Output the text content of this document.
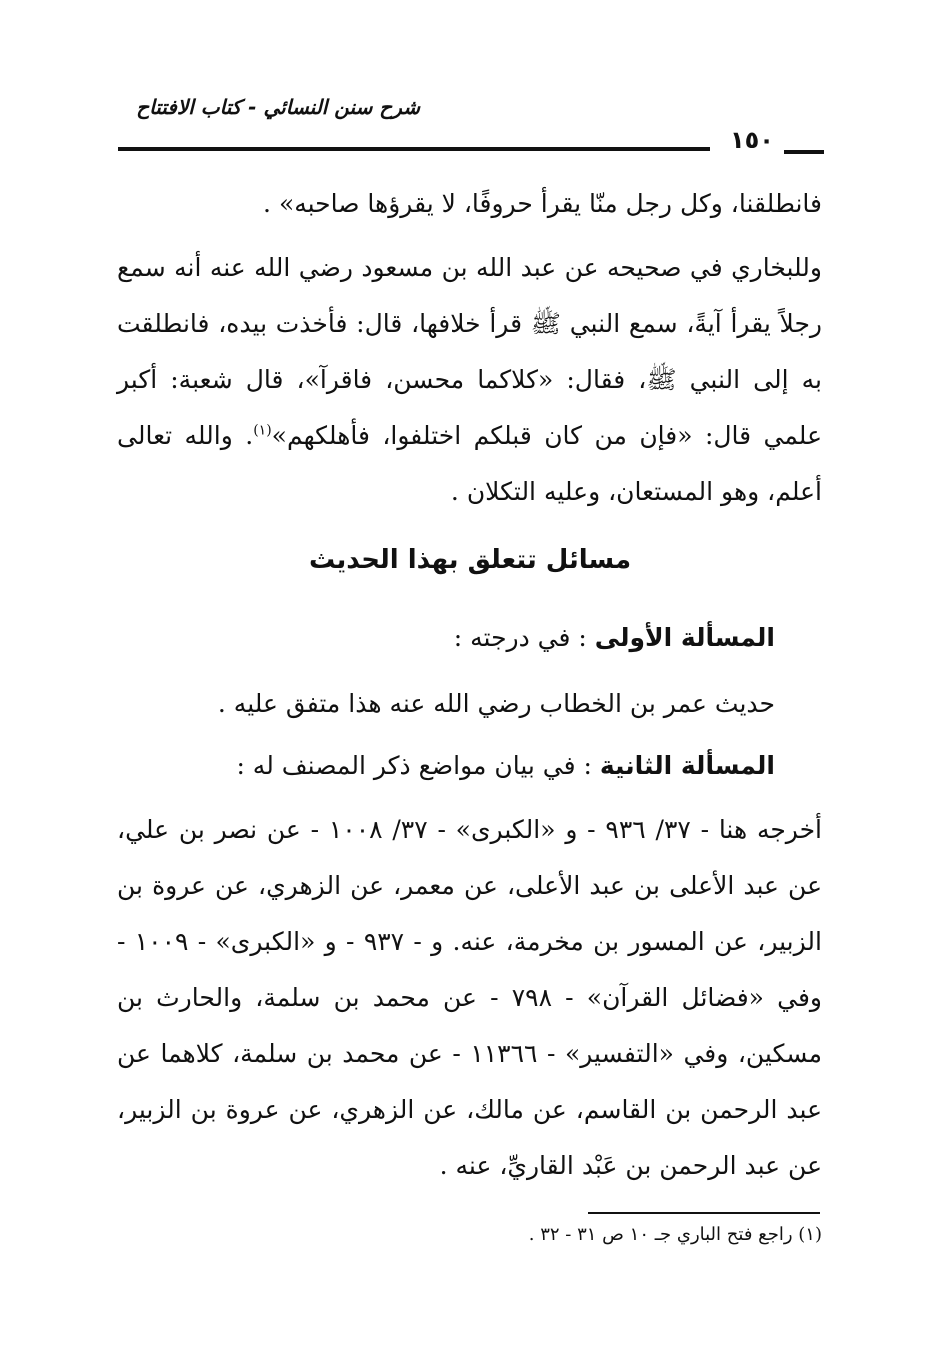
شرح سنن النسائي - كتاب الافتتاح
١٥٠
فانطلقنا، وكل رجل منّا يقرأ حروفًا، لا يقرؤها صاحبه» .
وللبخاري في صحيحه عن عبد الله بن مسعود رضي الله عنه أنه سمع رجلاً يقرأ آيةً، سمع النبي ﷺ قرأ خلافها، قال: فأخذت بيده، فانطلقت به إلى النبي ﷺ، فقال: «كلاكما محسن، فاقرآ»، قال شعبة: أكبر علمي قال: «فإن من كان قبلكم اختلفوا، فأهلكهم»$^{(١)}$. والله تعالى أعلم، وهو المستعان، وعليه التكلان .
مسائل تتعلق بهذا الحديث
المسألة الأولى : في درجته :
حديث عمر بن الخطاب رضي الله عنه هذا متفق عليه .
المسألة الثانية : في بيان مواضع ذكر المصنف له :
أخرجه هنا - ٣٧/ ٩٣٦ - و «الكبرى» - ٣٧/ ١٠٠٨ - عن نصر بن علي، عن عبد الأعلى بن عبد الأعلى، عن معمر، عن الزهري، عن عروة بن الزبير، عن المسور بن مخرمة، عنه. و - ٩٣٧ - و «الكبرى» - ١٠٠٩ - وفي «فضائل القرآن» - ٧٩٨ - عن محمد بن سلمة، والحارث بن مسكين، وفي «التفسير» - ١١٣٦٦ - عن محمد بن سلمة، كلاهما عن عبد الرحمن بن القاسم، عن مالك، عن الزهري، عن عروة بن الزبير، عن عبد الرحمن بن عَبْد القاريِّ، عنه .
(١) راجع فتح الباري جـ ١٠ ص ٣١ - ٣٢ .
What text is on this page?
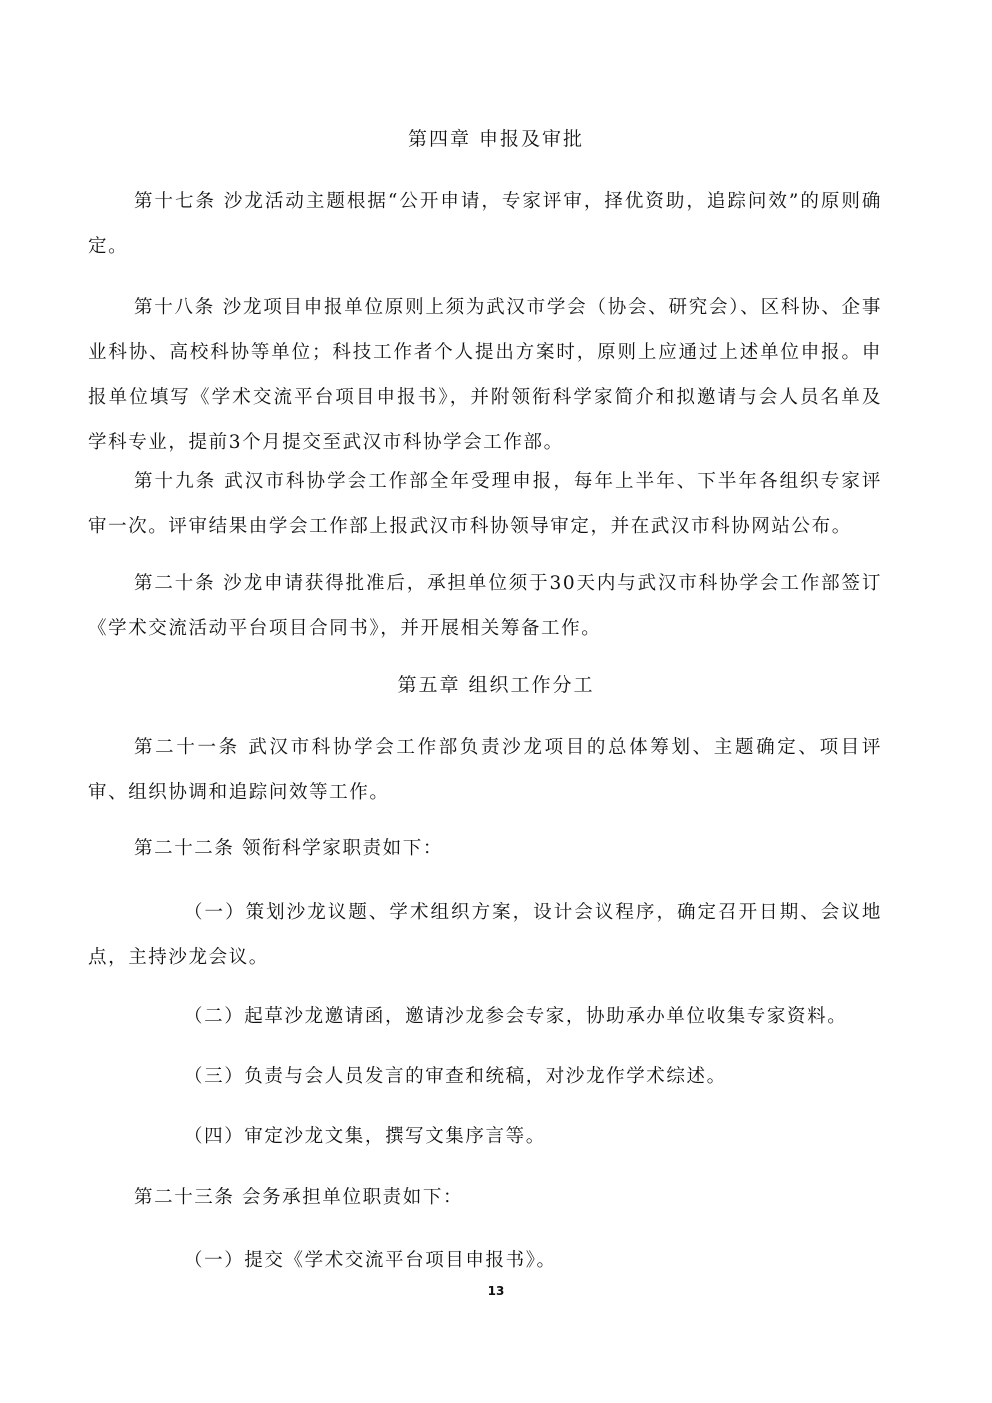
第四章 申报及审批

第十七条 沙龙活动主题根据“公开申请，专家评审，择优资助，追踪问效”的原则确定。

第十八条 沙龙项目申报单位原则上须为武汉市学会（协会、研究会）、区科协、企事业科协、高校科协等单位；科技工作者个人提出方案时，原则上应通过上述单位申报。申报单位填写《学术交流平台项目申报书》，并附领衔科学家简介和拟邀请与会人员名单及学科专业，提前3个月提交至武汉市科协学会工作部。

第十九条 武汉市科协学会工作部全年受理申报，每年上半年、下半年各组织专家评审一次。评审结果由学会工作部上报武汉市科协领导审定，并在武汉市科协网站公布。

第二十条 沙龙申请获得批准后，承担单位须于30天内与武汉市科协学会工作部签订《学术交流活动平台项目合同书》，并开展相关筹备工作。

第五章 组织工作分工

第二十一条 武汉市科协学会工作部负责沙龙项目的总体筹划、主题确定、项目评审、组织协调和追踪问效等工作。

第二十二条 领衔科学家职责如下：

（一）策划沙龙议题、学术组织方案，设计会议程序，确定召开日期、会议地点，主持沙龙会议。

（二）起草沙龙邀请函，邀请沙龙参会专家，协助承办单位收集专家资料。

（三）负责与会人员发言的审查和统稿，对沙龙作学术综述。

（四）审定沙龙文集，撰写文集序言等。

第二十三条 会务承担单位职责如下：

（一）提交《学术交流平台项目申报书》。

13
━━━━━━
_WHAT IS EXPECTED:_ Copy every line of the listing containing the string "学术交流平台项目申报书".

_EXERCISE OUTPUT:_
第十八条 沙龙项目申报单位原则上须为武汉市学会（协会、研究会）、区科协、企事业科协、高校科协等单位；科技工作者个人提出方案时，原则上应通过上述单位申报。申报单位填写《学术交流平台项目申报书》，并附领衔科学家简介和拟邀请与会人员名单及学科专业，提前3个月提交至武汉市科协学会工作部。
（一）提交《学术交流平台项目申报书》。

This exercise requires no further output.